-------- Entries supplied --------

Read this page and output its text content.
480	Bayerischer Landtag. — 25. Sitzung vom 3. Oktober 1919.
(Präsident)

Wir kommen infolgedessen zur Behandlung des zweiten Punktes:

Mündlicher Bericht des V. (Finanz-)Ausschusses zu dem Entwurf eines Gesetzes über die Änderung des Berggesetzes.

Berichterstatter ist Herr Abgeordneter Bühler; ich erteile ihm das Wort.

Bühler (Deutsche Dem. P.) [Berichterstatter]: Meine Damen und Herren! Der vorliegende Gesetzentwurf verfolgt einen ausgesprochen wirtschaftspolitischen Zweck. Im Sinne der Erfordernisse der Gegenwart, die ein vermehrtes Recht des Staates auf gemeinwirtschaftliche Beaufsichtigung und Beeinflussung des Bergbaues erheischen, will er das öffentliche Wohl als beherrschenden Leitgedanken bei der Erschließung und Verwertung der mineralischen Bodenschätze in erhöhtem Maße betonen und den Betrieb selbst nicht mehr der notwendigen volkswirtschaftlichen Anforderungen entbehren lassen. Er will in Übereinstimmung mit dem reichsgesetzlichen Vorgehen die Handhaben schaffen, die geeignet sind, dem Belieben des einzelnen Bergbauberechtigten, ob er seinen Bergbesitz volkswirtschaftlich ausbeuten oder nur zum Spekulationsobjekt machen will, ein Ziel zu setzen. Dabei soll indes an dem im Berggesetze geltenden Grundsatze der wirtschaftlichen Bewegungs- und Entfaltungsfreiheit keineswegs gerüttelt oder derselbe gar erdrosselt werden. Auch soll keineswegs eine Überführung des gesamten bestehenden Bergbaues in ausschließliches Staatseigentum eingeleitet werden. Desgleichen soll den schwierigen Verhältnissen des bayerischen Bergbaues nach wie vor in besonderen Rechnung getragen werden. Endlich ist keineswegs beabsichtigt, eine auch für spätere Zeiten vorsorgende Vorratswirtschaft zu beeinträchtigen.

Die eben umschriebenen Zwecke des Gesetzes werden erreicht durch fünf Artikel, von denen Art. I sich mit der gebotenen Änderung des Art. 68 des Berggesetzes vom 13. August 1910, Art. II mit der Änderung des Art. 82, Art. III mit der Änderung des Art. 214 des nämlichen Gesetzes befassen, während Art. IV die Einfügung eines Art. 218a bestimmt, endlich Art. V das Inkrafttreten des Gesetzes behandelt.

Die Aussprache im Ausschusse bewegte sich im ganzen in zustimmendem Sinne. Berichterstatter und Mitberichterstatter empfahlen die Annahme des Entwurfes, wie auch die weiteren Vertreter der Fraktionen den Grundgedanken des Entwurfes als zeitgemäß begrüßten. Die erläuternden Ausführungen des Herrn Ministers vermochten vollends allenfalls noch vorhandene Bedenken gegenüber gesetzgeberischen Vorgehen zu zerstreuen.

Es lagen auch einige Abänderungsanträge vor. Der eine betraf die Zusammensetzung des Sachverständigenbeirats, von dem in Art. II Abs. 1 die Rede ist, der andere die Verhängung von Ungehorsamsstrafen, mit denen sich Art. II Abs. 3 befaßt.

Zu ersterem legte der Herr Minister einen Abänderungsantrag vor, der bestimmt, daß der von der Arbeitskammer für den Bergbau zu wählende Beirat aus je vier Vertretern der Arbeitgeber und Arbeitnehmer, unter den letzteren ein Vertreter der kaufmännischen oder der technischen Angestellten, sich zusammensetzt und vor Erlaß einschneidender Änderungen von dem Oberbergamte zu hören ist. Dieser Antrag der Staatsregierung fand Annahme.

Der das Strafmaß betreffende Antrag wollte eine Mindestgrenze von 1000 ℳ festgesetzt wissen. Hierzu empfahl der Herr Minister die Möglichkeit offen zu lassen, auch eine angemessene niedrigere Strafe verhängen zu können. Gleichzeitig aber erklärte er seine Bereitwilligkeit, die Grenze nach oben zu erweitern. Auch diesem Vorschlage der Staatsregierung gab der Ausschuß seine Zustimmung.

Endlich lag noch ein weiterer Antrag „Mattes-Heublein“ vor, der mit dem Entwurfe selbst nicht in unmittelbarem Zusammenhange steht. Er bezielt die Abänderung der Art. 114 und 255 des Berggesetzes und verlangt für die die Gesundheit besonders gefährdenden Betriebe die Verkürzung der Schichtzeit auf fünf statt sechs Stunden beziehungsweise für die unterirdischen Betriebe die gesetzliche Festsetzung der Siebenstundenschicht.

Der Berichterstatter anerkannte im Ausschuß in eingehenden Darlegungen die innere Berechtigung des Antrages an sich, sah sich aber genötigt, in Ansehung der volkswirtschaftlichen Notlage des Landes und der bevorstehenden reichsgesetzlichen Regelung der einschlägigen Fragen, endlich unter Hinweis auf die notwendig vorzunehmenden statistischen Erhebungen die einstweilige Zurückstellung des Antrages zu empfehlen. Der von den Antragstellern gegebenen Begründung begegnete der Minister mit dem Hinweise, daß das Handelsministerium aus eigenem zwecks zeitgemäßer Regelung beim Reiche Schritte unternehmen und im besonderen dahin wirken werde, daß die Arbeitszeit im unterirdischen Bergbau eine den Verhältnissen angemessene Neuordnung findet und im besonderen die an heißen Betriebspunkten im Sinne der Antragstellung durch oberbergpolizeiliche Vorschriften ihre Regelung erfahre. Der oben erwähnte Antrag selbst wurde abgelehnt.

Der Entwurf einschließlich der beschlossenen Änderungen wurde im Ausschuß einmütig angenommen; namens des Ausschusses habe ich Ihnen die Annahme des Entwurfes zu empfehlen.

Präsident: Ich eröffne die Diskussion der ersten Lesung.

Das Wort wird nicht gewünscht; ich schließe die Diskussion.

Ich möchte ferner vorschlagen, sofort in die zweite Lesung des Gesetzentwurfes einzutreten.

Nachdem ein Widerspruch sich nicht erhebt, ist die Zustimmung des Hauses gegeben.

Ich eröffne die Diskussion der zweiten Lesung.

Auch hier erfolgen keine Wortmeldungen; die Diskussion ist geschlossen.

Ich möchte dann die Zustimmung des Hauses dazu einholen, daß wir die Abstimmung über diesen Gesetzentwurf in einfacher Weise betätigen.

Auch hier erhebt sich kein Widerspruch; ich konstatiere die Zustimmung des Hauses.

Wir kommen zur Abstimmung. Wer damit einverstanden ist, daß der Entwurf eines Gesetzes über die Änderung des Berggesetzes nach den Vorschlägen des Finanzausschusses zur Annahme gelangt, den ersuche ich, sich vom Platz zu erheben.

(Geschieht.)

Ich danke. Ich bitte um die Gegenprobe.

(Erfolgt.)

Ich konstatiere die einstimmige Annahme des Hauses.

--------

— Goal of the exercise —
Would you please transcribe the records above in full and exactly?

— Task solution —
Read this page and output its text content.
480	Bayerischer Landtag. — 25. Sitzung vom 3. Oktober 1919.
(Präsident)

Wir kommen infolgedessen zur Behandlung des zweiten Punktes:

Mündlicher Bericht des V. (Finanz-)Ausschusses zu dem Entwurf eines Gesetzes über die Änderung des Berggesetzes.

Berichterstatter ist Herr Abgeordneter Bühler; ich erteile ihm das Wort.

Bühler (Deutsche Dem. P.) [Berichterstatter]: Meine Damen und Herren! Der vorliegende Gesetzentwurf verfolgt einen ausgesprochen wirtschaftspolitischen Zweck. Im Sinne der Erfordernisse der Gegenwart, die ein vermehrtes Recht des Staates auf gemeinwirtschaftliche Beaufsichtigung und Beeinflussung des Bergbaues erheischen, will er das öffentliche Wohl als beherrschenden Leitgedanken bei der Erschließung und Verwertung der mineralischen Bodenschätze in erhöhtem Maße betonen und den Betrieb selbst nicht mehr der notwendigen volkswirtschaftlichen Anforderungen entbehren lassen. Er will in Übereinstimmung mit dem reichsgesetzlichen Vorgehen die Handhaben schaffen, die geeignet sind, dem Belieben des einzelnen Bergbauberechtigten, ob er seinen Bergbesitz volkswirtschaftlich ausbeuten oder nur zum Spekulationsobjekt machen will, ein Ziel zu setzen. Dabei soll indes an dem im Berggesetze geltenden Grundsatze der wirtschaftlichen Bewegungs- und Entfaltungsfreiheit keineswegs gerüttelt oder derselbe gar erdrosselt werden. Auch soll keineswegs eine Überführung des gesamten bestehenden Bergbaues in ausschließliches Staatseigentum eingeleitet werden. Desgleichen soll den schwierigen Verhältnissen des bayerischen Bergbaues nach wie vor in besonderen Rechnung getragen werden. Endlich ist keineswegs beabsichtigt, eine auch für spätere Zeiten vorsorgende Vorratswirtschaft zu beeinträchtigen.

Die eben umschriebenen Zwecke des Gesetzes werden erreicht durch fünf Artikel, von denen Art. I sich mit der gebotenen Änderung des Art. 68 des Berggesetzes vom 13. August 1910, Art. II mit der Änderung des Art. 82, Art. III mit der Änderung des Art. 214 des nämlichen Gesetzes befassen, während Art. IV die Einfügung eines Art. 218a bestimmt, endlich Art. V das Inkrafttreten des Gesetzes behandelt.

Die Aussprache im Ausschusse bewegte sich im ganzen in zustimmendem Sinne. Berichterstatter und Mitberichterstatter empfahlen die Annahme des Entwurfes, wie auch die weiteren Vertreter der Fraktionen den Grundgedanken des Entwurfes als zeitgemäß begrüßten. Die erläuternden Ausführungen des Herrn Ministers vermochten vollends allenfalls noch vorhandene Bedenken gegenüber gesetzgeberischen Vorgehen zu zerstreuen.

Es lagen auch einige Abänderungsanträge vor. Der eine betraf die Zusammensetzung des Sachverständigenbeirats, von dem in Art. II Abs. 1 die Rede ist, der andere die Verhängung von Ungehorsamsstrafen, mit denen sich Art. II Abs. 3 befaßt.

Zu ersterem legte der Herr Minister einen Abänderungsantrag vor, der bestimmt, daß der von der Arbeitskammer für den Bergbau zu wählende Beirat aus je vier Vertretern der Arbeitgeber und Arbeitnehmer, unter den letzteren ein Vertreter der kaufmännischen oder der technischen Angestellten, sich zusammensetzt und vor Erlaß einschneidender Änderungen von dem Oberbergamte zu hören ist. Dieser Antrag der Staatsregierung fand Annahme.

Der das Strafmaß betreffende Antrag wollte eine Mindestgrenze von 1000 ℳ festgesetzt wissen. Hierzu empfahl der Herr Minister die Möglichkeit offen zu lassen, auch eine angemessene niedrigere Strafe verhängen zu können. Gleichzeitig aber erklärte er seine Bereitwilligkeit, die Grenze nach oben zu erweitern. Auch diesem Vorschlage der Staatsregierung gab der Ausschuß seine Zustimmung.

Endlich lag noch ein weiterer Antrag „Mattes-Heublein“ vor, der mit dem Entwurfe selbst nicht in unmittelbarem Zusammenhange steht. Er bezielt die Abänderung der Art. 114 und 255 des Berggesetzes und verlangt für die die Gesundheit besonders gefährdenden Betriebe die Verkürzung der Schichtzeit auf fünf statt sechs Stunden beziehungsweise für die unterirdischen Betriebe die gesetzliche Festsetzung der Siebenstundenschicht.

Der Berichterstatter anerkannte im Ausschuß in eingehenden Darlegungen die innere Berechtigung des Antrages an sich, sah sich aber genötigt, in Ansehung der volkswirtschaftlichen Notlage des Landes und der bevorstehenden reichsgesetzlichen Regelung der einschlägigen Fragen, endlich unter Hinweis auf die notwendig vorzunehmenden statistischen Erhebungen die einstweilige Zurückstellung des Antrages zu empfehlen. Der von den Antragstellern gegebenen Begründung begegnete der Minister mit dem Hinweise, daß das Handelsministerium aus eigenem zwecks zeitgemäßer Regelung beim Reiche Schritte unternehmen und im besonderen dahin wirken werde, daß die Arbeitszeit im unterirdischen Bergbau eine den Verhältnissen angemessene Neuordnung findet und im besonderen die an heißen Betriebspunkten im Sinne der Antragstellung durch oberbergpolizeiliche Vorschriften ihre Regelung erfahre. Der oben erwähnte Antrag selbst wurde abgelehnt.

Der Entwurf einschließlich der beschlossenen Änderungen wurde im Ausschuß einmütig angenommen; namens des Ausschusses habe ich Ihnen die Annahme des Entwurfes zu empfehlen.

Präsident: Ich eröffne die Diskussion der ersten Lesung.

Das Wort wird nicht gewünscht; ich schließe die Diskussion.

Ich möchte ferner vorschlagen, sofort in die zweite Lesung des Gesetzentwurfes einzutreten.

Nachdem ein Widerspruch sich nicht erhebt, ist die Zustimmung des Hauses gegeben.

Ich eröffne die Diskussion der zweiten Lesung.

Auch hier erfolgen keine Wortmeldungen; die Diskussion ist geschlossen.

Ich möchte dann die Zustimmung des Hauses dazu einholen, daß wir die Abstimmung über diesen Gesetzentwurf in einfacher Weise betätigen.

Auch hier erhebt sich kein Widerspruch; ich konstatiere die Zustimmung des Hauses.

Wir kommen zur Abstimmung. Wer damit einverstanden ist, daß der Entwurf eines Gesetzes über die Änderung des Berggesetzes nach den Vorschlägen des Finanzausschusses zur Annahme gelangt, den ersuche ich, sich vom Platz zu erheben.

(Geschieht.)

Ich danke. Ich bitte um die Gegenprobe.

(Erfolgt.)

Ich konstatiere die einstimmige Annahme des Hauses.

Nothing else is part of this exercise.